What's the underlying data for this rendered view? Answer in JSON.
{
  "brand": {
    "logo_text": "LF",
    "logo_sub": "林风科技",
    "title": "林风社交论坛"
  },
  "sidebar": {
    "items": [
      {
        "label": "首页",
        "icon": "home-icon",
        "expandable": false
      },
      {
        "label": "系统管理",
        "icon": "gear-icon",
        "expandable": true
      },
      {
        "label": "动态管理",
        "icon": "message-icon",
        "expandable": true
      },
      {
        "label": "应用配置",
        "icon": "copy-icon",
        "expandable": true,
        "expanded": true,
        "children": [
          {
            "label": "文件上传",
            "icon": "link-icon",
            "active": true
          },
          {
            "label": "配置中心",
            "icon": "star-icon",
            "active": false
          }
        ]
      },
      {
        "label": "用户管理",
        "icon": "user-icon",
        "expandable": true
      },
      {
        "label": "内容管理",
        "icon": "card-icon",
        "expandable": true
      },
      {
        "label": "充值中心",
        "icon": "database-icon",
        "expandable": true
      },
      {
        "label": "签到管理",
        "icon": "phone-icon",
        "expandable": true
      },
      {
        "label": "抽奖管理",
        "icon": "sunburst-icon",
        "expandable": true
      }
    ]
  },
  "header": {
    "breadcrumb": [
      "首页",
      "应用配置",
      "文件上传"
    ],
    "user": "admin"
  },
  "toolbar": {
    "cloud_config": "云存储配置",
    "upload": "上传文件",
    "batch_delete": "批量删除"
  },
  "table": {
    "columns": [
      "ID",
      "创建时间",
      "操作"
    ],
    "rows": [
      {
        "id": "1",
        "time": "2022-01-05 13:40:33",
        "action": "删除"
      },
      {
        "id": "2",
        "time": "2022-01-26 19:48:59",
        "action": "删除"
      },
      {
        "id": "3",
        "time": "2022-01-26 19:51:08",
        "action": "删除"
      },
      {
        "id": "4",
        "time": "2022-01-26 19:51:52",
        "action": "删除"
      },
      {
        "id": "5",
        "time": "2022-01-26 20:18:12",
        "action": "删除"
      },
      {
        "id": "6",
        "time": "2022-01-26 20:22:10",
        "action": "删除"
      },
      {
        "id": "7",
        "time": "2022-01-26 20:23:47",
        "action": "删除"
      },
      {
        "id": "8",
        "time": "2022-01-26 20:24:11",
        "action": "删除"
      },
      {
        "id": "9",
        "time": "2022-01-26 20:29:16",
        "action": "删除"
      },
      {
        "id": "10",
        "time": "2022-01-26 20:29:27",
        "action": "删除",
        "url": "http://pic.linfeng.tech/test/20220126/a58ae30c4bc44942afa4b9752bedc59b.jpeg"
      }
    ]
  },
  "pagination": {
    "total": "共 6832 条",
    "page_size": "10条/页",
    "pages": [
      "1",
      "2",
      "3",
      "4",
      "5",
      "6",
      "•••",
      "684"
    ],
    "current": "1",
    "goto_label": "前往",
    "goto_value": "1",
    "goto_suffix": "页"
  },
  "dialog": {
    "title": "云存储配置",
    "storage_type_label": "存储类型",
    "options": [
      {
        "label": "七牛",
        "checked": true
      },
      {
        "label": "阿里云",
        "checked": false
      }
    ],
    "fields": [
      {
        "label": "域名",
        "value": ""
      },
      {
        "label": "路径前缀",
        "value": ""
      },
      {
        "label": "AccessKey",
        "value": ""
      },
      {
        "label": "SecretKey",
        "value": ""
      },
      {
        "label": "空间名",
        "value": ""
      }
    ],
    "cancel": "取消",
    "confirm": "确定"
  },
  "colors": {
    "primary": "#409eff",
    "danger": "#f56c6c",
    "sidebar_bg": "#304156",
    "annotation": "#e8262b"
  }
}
◆ ◆ ◆ ◆ ◆ ◆ ◆
Directions:
Above are some records; extract every one of them exactly.

Task output:
What's the underlying data for this rendered view? Answer in JSON.
{
  "brand": {
    "logo_text": "LF",
    "logo_sub": "林风科技",
    "title": "林风社交论坛"
  },
  "sidebar": {
    "items": [
      {
        "label": "首页",
        "icon": "home-icon",
        "expandable": false
      },
      {
        "label": "系统管理",
        "icon": "gear-icon",
        "expandable": true
      },
      {
        "label": "动态管理",
        "icon": "message-icon",
        "expandable": true
      },
      {
        "label": "应用配置",
        "icon": "copy-icon",
        "expandable": true,
        "expanded": true,
        "children": [
          {
            "label": "文件上传",
            "icon": "link-icon",
            "active": true
          },
          {
            "label": "配置中心",
            "icon": "star-icon",
            "active": false
          }
        ]
      },
      {
        "label": "用户管理",
        "icon": "user-icon",
        "expandable": true
      },
      {
        "label": "内容管理",
        "icon": "card-icon",
        "expandable": true
      },
      {
        "label": "充值中心",
        "icon": "database-icon",
        "expandable": true
      },
      {
        "label": "签到管理",
        "icon": "phone-icon",
        "expandable": true
      },
      {
        "label": "抽奖管理",
        "icon": "sunburst-icon",
        "expandable": true
      }
    ]
  },
  "header": {
    "breadcrumb": [
      "首页",
      "应用配置",
      "文件上传"
    ],
    "user": "admin"
  },
  "toolbar": {
    "cloud_config": "云存储配置",
    "upload": "上传文件",
    "batch_delete": "批量删除"
  },
  "table": {
    "columns": [
      "ID",
      "创建时间",
      "操作"
    ],
    "rows": [
      {
        "id": "1",
        "time": "2022-01-05 13:40:33",
        "action": "删除"
      },
      {
        "id": "2",
        "time": "2022-01-26 19:48:59",
        "action": "删除"
      },
      {
        "id": "3",
        "time": "2022-01-26 19:51:08",
        "action": "删除"
      },
      {
        "id": "4",
        "time": "2022-01-26 19:51:52",
        "action": "删除"
      },
      {
        "id": "5",
        "time": "2022-01-26 20:18:12",
        "action": "删除"
      },
      {
        "id": "6",
        "time": "2022-01-26 20:22:10",
        "action": "删除"
      },
      {
        "id": "7",
        "time": "2022-01-26 20:23:47",
        "action": "删除"
      },
      {
        "id": "8",
        "time": "2022-01-26 20:24:11",
        "action": "删除"
      },
      {
        "id": "9",
        "time": "2022-01-26 20:29:16",
        "action": "删除"
      },
      {
        "id": "10",
        "time": "2022-01-26 20:29:27",
        "action": "删除",
        "url": "http://pic.linfeng.tech/test/20220126/a58ae30c4bc44942afa4b9752bedc59b.jpeg"
      }
    ]
  },
  "pagination": {
    "total": "共 6832 条",
    "page_size": "10条/页",
    "pages": [
      "1",
      "2",
      "3",
      "4",
      "5",
      "6",
      "•••",
      "684"
    ],
    "current": "1",
    "goto_label": "前往",
    "goto_value": "1",
    "goto_suffix": "页"
  },
  "dialog": {
    "title": "云存储配置",
    "storage_type_label": "存储类型",
    "options": [
      {
        "label": "七牛",
        "checked": true
      },
      {
        "label": "阿里云",
        "checked": false
      }
    ],
    "fields": [
      {
        "label": "域名",
        "value": ""
      },
      {
        "label": "路径前缀",
        "value": ""
      },
      {
        "label": "AccessKey",
        "value": ""
      },
      {
        "label": "SecretKey",
        "value": ""
      },
      {
        "label": "空间名",
        "value": ""
      }
    ],
    "cancel": "取消",
    "confirm": "确定"
  },
  "colors": {
    "primary": "#409eff",
    "danger": "#f56c6c",
    "sidebar_bg": "#304156",
    "annotation": "#e8262b"
  }
}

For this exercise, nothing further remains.